Records provided:
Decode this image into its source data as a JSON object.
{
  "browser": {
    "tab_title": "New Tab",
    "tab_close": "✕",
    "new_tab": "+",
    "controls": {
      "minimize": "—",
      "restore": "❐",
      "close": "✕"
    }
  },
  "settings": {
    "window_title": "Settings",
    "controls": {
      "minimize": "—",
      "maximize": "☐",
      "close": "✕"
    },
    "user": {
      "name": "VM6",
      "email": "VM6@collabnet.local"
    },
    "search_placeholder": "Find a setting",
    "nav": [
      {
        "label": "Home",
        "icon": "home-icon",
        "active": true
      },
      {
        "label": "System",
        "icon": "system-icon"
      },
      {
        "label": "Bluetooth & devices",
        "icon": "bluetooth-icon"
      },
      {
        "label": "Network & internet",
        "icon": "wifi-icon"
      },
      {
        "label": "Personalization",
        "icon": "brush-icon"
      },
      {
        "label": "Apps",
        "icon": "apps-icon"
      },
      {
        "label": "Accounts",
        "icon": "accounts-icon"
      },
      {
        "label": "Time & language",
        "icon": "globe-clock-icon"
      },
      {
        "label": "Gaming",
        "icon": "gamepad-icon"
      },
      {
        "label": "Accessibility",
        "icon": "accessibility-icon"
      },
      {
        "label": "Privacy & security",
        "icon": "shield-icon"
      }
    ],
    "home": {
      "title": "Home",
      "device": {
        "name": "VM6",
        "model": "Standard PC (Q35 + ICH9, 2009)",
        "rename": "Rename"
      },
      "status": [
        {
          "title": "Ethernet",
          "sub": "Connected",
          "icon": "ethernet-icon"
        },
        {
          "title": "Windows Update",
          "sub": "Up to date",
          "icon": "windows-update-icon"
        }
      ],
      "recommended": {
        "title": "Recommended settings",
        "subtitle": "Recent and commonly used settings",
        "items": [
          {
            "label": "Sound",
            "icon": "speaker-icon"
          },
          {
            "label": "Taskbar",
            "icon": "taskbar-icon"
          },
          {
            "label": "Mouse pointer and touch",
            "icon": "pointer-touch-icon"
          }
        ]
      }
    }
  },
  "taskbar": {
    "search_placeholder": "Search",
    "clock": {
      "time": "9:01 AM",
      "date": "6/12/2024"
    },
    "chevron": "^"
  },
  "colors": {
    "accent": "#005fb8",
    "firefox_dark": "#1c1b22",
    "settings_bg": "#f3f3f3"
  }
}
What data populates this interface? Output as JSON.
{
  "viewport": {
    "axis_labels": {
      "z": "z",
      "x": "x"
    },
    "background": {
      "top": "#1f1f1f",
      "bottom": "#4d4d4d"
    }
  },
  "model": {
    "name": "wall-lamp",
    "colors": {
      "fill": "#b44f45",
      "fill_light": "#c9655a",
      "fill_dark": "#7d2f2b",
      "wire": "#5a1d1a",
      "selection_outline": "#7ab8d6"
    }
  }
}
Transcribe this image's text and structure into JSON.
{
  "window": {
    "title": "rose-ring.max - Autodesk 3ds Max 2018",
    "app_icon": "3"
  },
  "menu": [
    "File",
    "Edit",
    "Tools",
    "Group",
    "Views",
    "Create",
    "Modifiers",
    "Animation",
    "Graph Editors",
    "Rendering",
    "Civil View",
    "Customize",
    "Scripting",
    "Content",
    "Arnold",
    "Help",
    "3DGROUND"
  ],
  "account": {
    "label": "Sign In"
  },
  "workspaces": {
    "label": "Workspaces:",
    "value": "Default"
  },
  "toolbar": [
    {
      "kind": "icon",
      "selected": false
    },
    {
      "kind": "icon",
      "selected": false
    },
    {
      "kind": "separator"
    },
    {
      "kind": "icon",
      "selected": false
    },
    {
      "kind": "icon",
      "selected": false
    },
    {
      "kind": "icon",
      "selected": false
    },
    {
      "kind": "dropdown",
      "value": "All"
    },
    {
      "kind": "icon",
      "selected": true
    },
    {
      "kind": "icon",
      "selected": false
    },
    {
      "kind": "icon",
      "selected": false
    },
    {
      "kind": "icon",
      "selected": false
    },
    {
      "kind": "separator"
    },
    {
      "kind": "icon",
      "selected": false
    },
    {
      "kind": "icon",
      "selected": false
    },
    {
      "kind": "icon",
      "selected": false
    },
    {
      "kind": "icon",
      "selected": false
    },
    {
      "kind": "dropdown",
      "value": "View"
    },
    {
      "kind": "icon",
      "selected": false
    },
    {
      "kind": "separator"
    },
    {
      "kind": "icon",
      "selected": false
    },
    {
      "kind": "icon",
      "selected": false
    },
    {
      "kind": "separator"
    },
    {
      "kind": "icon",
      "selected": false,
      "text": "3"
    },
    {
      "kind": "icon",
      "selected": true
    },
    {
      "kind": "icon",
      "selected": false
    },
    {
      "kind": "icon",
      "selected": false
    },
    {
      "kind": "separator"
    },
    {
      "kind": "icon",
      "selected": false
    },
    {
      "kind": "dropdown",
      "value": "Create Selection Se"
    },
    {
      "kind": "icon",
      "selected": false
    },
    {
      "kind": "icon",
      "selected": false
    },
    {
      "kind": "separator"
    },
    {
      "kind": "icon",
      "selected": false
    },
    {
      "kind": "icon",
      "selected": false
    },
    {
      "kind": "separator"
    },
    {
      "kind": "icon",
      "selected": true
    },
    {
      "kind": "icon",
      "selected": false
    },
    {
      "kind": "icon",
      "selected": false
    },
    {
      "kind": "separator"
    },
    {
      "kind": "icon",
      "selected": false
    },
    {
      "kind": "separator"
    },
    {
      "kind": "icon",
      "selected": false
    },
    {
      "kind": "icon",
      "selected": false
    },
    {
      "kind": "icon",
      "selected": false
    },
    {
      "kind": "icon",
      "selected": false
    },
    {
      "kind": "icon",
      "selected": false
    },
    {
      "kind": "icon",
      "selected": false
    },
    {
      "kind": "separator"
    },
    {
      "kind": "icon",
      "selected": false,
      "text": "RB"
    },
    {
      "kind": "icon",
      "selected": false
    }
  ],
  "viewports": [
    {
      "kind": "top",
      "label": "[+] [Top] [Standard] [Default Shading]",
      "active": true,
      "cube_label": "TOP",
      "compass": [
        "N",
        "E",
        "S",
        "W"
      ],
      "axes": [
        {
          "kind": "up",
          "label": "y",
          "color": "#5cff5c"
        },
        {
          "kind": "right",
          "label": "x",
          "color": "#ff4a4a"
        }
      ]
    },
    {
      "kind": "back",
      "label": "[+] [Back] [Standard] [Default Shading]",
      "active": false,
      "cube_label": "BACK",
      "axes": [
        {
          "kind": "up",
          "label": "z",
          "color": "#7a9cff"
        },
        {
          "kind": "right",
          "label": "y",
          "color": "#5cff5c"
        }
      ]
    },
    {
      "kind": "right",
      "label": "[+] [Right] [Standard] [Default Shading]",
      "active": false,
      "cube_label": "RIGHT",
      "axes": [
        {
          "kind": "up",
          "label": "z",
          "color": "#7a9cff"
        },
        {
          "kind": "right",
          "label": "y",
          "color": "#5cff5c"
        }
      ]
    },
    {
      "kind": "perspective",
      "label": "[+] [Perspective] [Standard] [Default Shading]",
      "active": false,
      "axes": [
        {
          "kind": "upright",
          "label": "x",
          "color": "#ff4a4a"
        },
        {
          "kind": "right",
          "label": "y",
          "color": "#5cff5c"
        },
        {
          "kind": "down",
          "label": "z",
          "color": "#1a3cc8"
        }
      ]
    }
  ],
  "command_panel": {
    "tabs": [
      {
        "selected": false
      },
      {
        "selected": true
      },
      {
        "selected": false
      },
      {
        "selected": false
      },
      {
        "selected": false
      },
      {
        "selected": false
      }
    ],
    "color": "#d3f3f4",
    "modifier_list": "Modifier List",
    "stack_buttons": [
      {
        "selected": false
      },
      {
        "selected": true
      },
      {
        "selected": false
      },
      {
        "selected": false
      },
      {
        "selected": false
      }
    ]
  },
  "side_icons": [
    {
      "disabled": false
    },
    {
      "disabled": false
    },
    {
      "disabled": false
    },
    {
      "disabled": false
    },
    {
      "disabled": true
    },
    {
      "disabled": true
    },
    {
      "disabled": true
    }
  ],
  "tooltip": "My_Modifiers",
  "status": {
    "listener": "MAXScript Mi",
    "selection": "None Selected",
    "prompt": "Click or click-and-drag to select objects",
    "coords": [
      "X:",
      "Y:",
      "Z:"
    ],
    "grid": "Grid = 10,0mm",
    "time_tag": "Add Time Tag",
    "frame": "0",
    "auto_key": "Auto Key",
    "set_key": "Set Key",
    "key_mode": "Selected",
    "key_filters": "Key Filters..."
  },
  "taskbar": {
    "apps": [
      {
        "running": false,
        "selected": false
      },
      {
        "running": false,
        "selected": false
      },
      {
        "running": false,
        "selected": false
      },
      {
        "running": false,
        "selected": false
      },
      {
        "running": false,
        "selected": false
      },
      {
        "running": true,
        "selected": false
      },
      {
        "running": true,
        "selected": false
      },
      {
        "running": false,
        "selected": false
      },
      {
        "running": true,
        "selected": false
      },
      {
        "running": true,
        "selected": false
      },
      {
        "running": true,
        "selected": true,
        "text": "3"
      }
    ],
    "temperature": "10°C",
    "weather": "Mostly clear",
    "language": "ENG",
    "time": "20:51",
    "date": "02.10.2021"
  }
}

Exercise prompt: Pull out every line in the material above where "touch" occurs.

Reply:
            "label": "Mouse pointer and touch",
            "icon": "pointer-touch-icon"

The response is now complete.